*Work to do*: Copy all lines of the listing that include the string "this".

*Data supplied*:
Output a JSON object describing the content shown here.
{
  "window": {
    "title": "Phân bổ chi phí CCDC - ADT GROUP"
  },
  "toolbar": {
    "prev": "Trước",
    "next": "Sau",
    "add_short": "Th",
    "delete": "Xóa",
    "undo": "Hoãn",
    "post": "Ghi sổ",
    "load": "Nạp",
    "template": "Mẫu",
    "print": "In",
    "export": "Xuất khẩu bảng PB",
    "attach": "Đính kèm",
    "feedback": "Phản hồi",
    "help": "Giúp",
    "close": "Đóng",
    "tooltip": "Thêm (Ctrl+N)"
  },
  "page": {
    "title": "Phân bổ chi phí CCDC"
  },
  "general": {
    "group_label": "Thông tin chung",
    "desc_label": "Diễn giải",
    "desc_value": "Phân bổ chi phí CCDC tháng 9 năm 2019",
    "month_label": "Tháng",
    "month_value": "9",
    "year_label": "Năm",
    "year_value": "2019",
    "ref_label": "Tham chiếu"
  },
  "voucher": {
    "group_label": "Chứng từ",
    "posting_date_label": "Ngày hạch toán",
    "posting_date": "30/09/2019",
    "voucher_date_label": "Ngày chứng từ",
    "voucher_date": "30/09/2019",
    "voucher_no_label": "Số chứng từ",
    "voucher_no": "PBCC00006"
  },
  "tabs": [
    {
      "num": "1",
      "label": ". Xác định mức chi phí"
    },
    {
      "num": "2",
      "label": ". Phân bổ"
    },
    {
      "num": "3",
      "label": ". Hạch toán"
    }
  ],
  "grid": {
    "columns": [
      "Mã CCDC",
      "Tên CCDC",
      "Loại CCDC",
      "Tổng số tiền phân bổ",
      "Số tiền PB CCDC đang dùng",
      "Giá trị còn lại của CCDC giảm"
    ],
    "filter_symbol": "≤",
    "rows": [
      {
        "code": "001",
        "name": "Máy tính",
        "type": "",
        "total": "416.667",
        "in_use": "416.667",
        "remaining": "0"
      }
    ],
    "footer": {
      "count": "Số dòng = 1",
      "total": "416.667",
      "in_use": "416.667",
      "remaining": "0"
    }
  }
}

==

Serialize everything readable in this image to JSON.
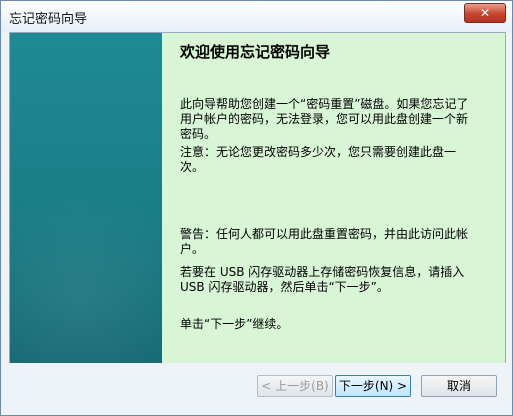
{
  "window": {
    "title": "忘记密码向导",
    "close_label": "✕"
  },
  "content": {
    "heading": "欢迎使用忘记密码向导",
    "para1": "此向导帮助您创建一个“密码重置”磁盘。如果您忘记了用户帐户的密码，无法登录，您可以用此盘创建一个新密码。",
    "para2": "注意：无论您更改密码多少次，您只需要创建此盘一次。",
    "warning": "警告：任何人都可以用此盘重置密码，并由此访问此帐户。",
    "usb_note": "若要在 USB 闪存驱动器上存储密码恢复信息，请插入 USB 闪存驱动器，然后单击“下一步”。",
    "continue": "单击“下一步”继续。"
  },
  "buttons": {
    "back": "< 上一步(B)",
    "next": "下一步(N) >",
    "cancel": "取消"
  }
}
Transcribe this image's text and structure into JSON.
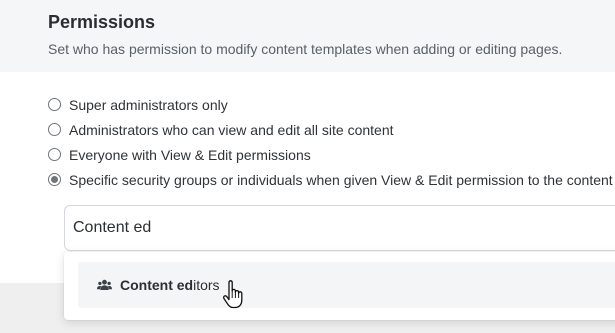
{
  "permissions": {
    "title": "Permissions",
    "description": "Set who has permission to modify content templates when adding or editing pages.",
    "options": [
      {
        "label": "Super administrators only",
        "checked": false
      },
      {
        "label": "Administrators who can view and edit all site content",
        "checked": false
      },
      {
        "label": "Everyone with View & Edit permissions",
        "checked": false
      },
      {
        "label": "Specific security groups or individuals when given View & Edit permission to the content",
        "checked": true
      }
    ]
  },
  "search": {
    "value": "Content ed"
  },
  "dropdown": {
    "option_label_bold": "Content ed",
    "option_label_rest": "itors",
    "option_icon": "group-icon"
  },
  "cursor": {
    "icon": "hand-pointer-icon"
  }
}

* * *

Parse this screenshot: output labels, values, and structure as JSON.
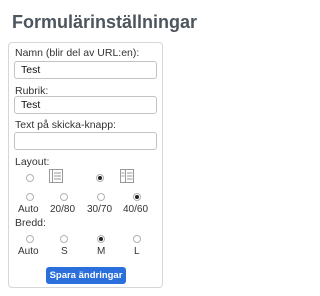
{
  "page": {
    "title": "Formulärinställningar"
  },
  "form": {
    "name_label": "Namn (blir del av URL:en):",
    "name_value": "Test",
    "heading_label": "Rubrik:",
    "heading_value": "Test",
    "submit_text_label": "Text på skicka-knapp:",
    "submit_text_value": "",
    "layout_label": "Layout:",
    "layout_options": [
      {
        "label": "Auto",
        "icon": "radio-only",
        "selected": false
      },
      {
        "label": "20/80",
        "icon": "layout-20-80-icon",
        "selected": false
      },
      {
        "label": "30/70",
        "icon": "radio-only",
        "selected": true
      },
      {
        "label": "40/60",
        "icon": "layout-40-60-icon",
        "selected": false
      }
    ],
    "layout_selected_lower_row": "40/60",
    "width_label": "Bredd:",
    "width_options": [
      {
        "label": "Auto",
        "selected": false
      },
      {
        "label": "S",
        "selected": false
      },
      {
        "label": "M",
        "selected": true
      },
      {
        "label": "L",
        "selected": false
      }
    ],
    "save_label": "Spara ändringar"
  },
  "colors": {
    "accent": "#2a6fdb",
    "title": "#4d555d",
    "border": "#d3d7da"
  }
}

*Task response*:
Serialize everything readable in this image to JSON.
Transcribe this image's text and structure into JSON.
Parse this screenshot: output labels, values, and structure as JSON.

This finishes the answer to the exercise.